• [Exercise details]
Find how many lines in the material hold the word "dark", then state that number and nothing more.
##### Recorded information #####
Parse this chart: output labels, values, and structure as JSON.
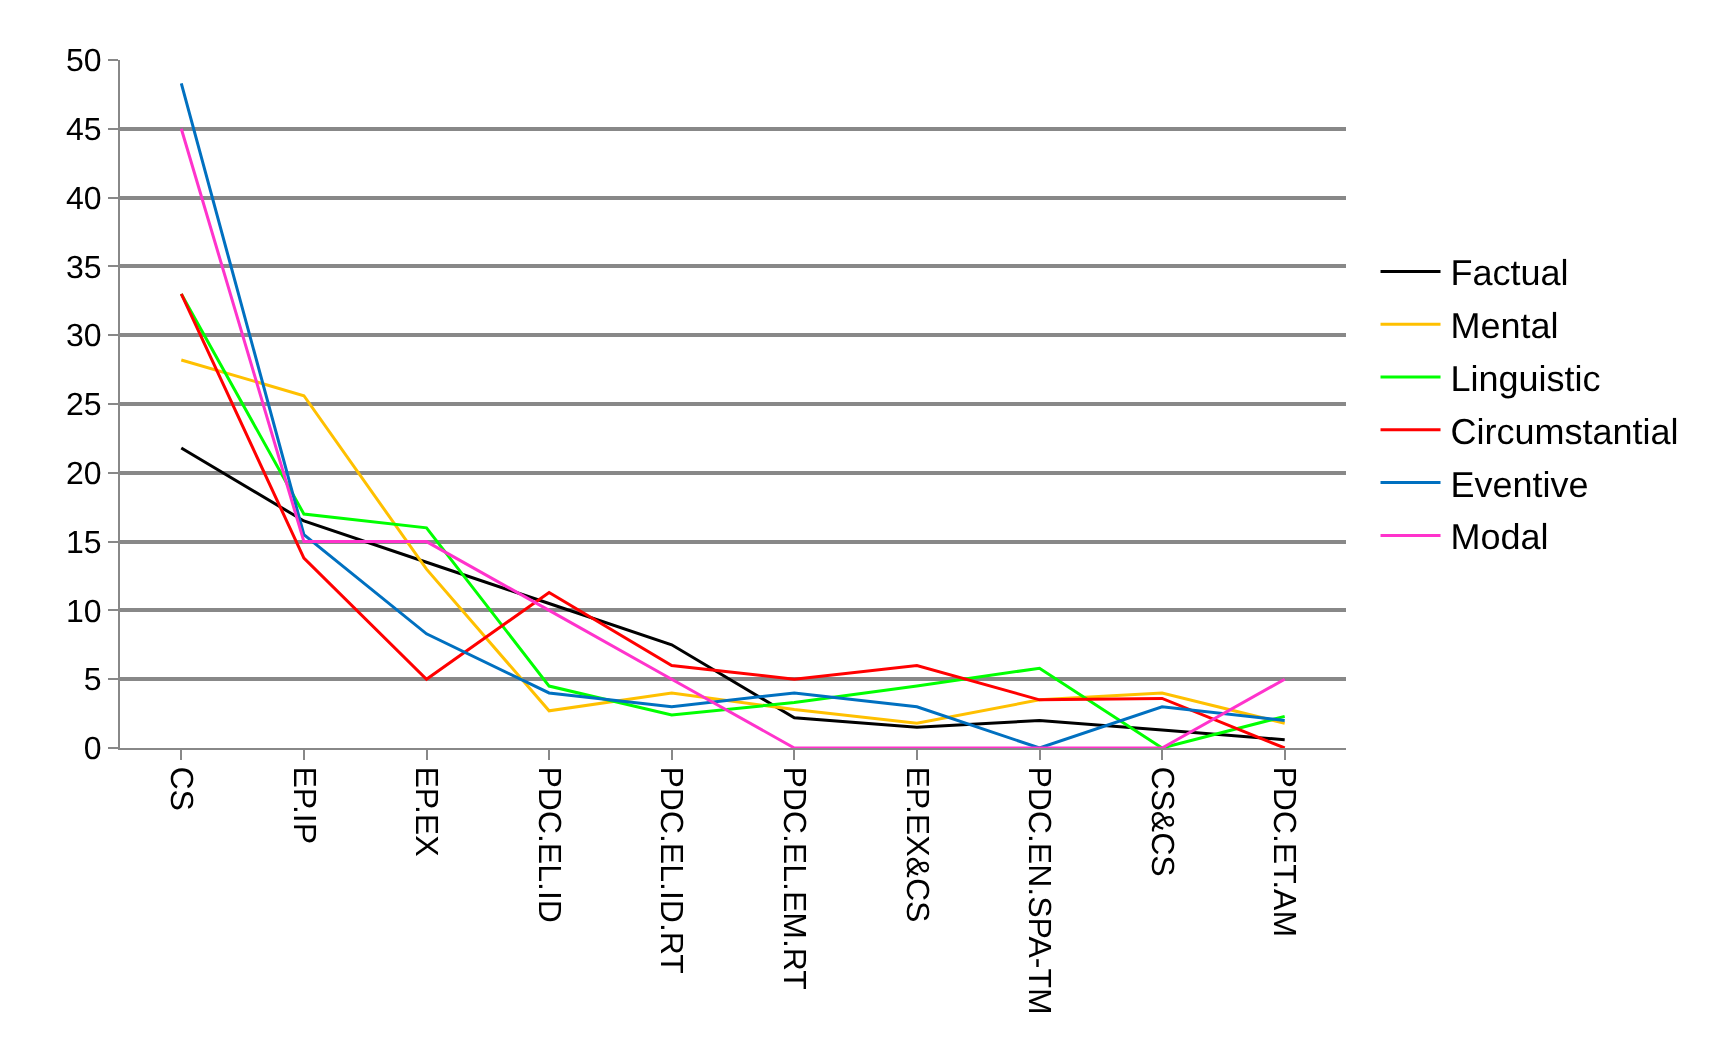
{
  "chart_data": {
    "type": "line",
    "categories": [
      "CS",
      "EP.IP",
      "EP.EX",
      "PDC.EL.ID",
      "PDC.EL.ID.RT",
      "PDC.EL.EM.RT",
      "EP.EX&CS",
      "PDC.EN.SPA-TM",
      "CS&CS",
      "PDC.ET.AM"
    ],
    "series": [
      {
        "name": "Factual",
        "color": "#000000",
        "values": [
          21.8,
          16.5,
          13.5,
          10.5,
          7.5,
          2.2,
          1.5,
          2,
          1.3,
          0.6
        ]
      },
      {
        "name": "Mental",
        "color": "#ffc000",
        "values": [
          28.2,
          25.6,
          13,
          2.7,
          4,
          2.8,
          1.8,
          3.5,
          4,
          1.8
        ]
      },
      {
        "name": "Linguistic",
        "color": "#00ff00",
        "values": [
          33,
          17,
          16,
          4.5,
          2.4,
          3.3,
          4.5,
          5.8,
          0,
          2.3
        ]
      },
      {
        "name": "Circumstantial",
        "color": "#ff0000",
        "values": [
          33,
          13.8,
          5,
          11.3,
          6,
          5,
          6,
          3.5,
          3.6,
          0
        ]
      },
      {
        "name": "Eventive",
        "color": "#0070c0",
        "values": [
          48.3,
          15.5,
          8.3,
          4,
          3,
          4,
          3,
          0,
          3,
          2
        ]
      },
      {
        "name": "Modal",
        "color": "#ff33cc",
        "values": [
          45,
          15,
          15,
          10,
          5,
          0,
          0,
          0,
          0,
          5
        ]
      }
    ],
    "ylim": [
      0,
      50
    ],
    "yticks": [
      0,
      5,
      10,
      15,
      20,
      25,
      30,
      35,
      40,
      45,
      50
    ],
    "grid": "y",
    "legend": "right",
    "marker": "none",
    "line_style": "solid"
  }
}
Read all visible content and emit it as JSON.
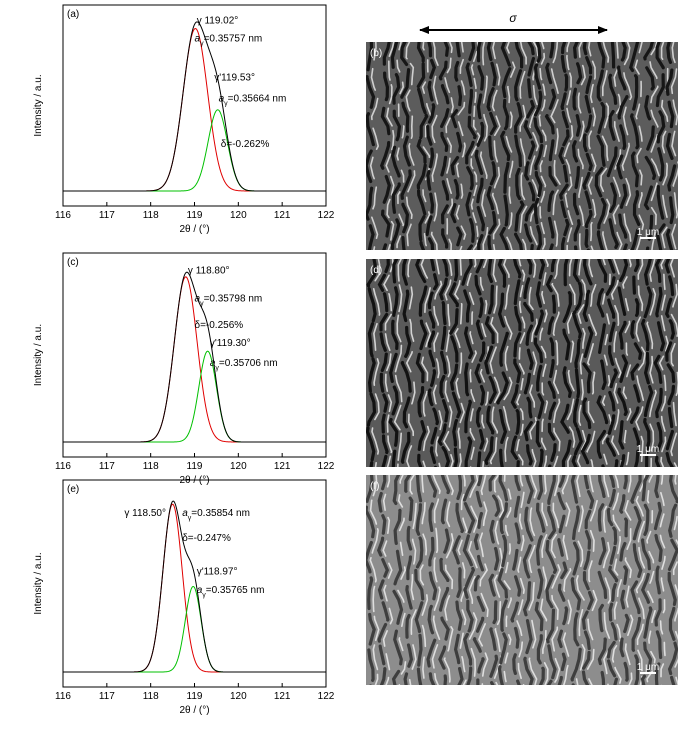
{
  "figure": {
    "stress_symbol": "σ",
    "colors": {
      "total": "#000000",
      "gamma": "#e00000",
      "gamma_prime": "#00c000"
    }
  },
  "chart_data": [
    {
      "type": "line",
      "panel_label": "(a)",
      "xlabel": "2θ / (°)",
      "ylabel": "Intensity / a.u.",
      "xlim": [
        116,
        122
      ],
      "ylim": [
        0,
        1.12
      ],
      "x_ticks": [
        "116",
        "117",
        "118",
        "119",
        "120",
        "121",
        "122"
      ],
      "series": [
        {
          "role": "total"
        },
        {
          "role": "gamma"
        },
        {
          "role": "gamma_prime"
        }
      ],
      "peaks": [
        {
          "role": "gamma",
          "center": 119.02,
          "height": 1.0,
          "sigma": 0.28
        },
        {
          "role": "gamma_prime",
          "center": 119.53,
          "height": 0.5,
          "sigma": 0.22
        }
      ],
      "annotations": [
        {
          "text": "γ 119.02°",
          "x": 119.05,
          "y": 1.03
        },
        {
          "text": "γ'119.53°",
          "x": 119.45,
          "y": 0.68
        },
        {
          "text": "aγ=0.35757 nm",
          "x": 119.0,
          "y": 0.92
        },
        {
          "text": "aγ=0.35664 nm",
          "x": 119.55,
          "y": 0.55
        },
        {
          "text": "δ=-0.262%",
          "x": 119.6,
          "y": 0.27
        }
      ]
    },
    {
      "type": "line",
      "panel_label": "(c)",
      "xlabel": "2θ / (°)",
      "ylabel": "Intensity / a.u.",
      "xlim": [
        116,
        122
      ],
      "ylim": [
        0,
        1.12
      ],
      "x_ticks": [
        "116",
        "117",
        "118",
        "119",
        "120",
        "121",
        "122"
      ],
      "series": [
        {
          "role": "total"
        },
        {
          "role": "gamma"
        },
        {
          "role": "gamma_prime"
        }
      ],
      "peaks": [
        {
          "role": "gamma",
          "center": 118.8,
          "height": 1.0,
          "sigma": 0.26
        },
        {
          "role": "gamma_prime",
          "center": 119.3,
          "height": 0.55,
          "sigma": 0.2
        }
      ],
      "annotations": [
        {
          "text": "γ 118.80°",
          "x": 118.85,
          "y": 1.02
        },
        {
          "text": "aγ=0.35798 nm",
          "x": 119.0,
          "y": 0.85
        },
        {
          "text": "δ=-0.256%",
          "x": 119.0,
          "y": 0.69
        },
        {
          "text": "γ'119.30°",
          "x": 119.35,
          "y": 0.58
        },
        {
          "text": "aγ=0.35706 nm",
          "x": 119.35,
          "y": 0.46
        }
      ]
    },
    {
      "type": "line",
      "panel_label": "(e)",
      "xlabel": "2θ / (°)",
      "ylabel": "Intensity / a.u.",
      "xlim": [
        116,
        122
      ],
      "ylim": [
        0,
        1.12
      ],
      "x_ticks": [
        "116",
        "117",
        "118",
        "119",
        "120",
        "121",
        "122"
      ],
      "series": [
        {
          "role": "total"
        },
        {
          "role": "gamma"
        },
        {
          "role": "gamma_prime"
        }
      ],
      "peaks": [
        {
          "role": "gamma",
          "center": 118.5,
          "height": 1.0,
          "sigma": 0.22
        },
        {
          "role": "gamma_prime",
          "center": 118.97,
          "height": 0.51,
          "sigma": 0.18
        }
      ],
      "annotations": [
        {
          "text": "γ 118.50°",
          "x": 117.4,
          "y": 0.93
        },
        {
          "text": "aγ=0.35854 nm",
          "x": 118.72,
          "y": 0.93
        },
        {
          "text": "δ=-0.247%",
          "x": 118.72,
          "y": 0.78
        },
        {
          "text": "γ'118.97°",
          "x": 119.05,
          "y": 0.58
        },
        {
          "text": "aγ=0.35765 nm",
          "x": 119.05,
          "y": 0.47
        }
      ]
    }
  ],
  "micrographs": [
    {
      "label": "(b)",
      "scale": "1 μm",
      "tone": "#5c5c5c",
      "dark": "#161616",
      "light": "#cfcfcf"
    },
    {
      "label": "(d)",
      "scale": "1 μm",
      "tone": "#5a5a5a",
      "dark": "#121212",
      "light": "#d2d2d2"
    },
    {
      "label": "(f)",
      "scale": "1 μm",
      "tone": "#8d8d8d",
      "dark": "#3e3e3e",
      "light": "#dedede"
    }
  ]
}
#####
• [The output]
3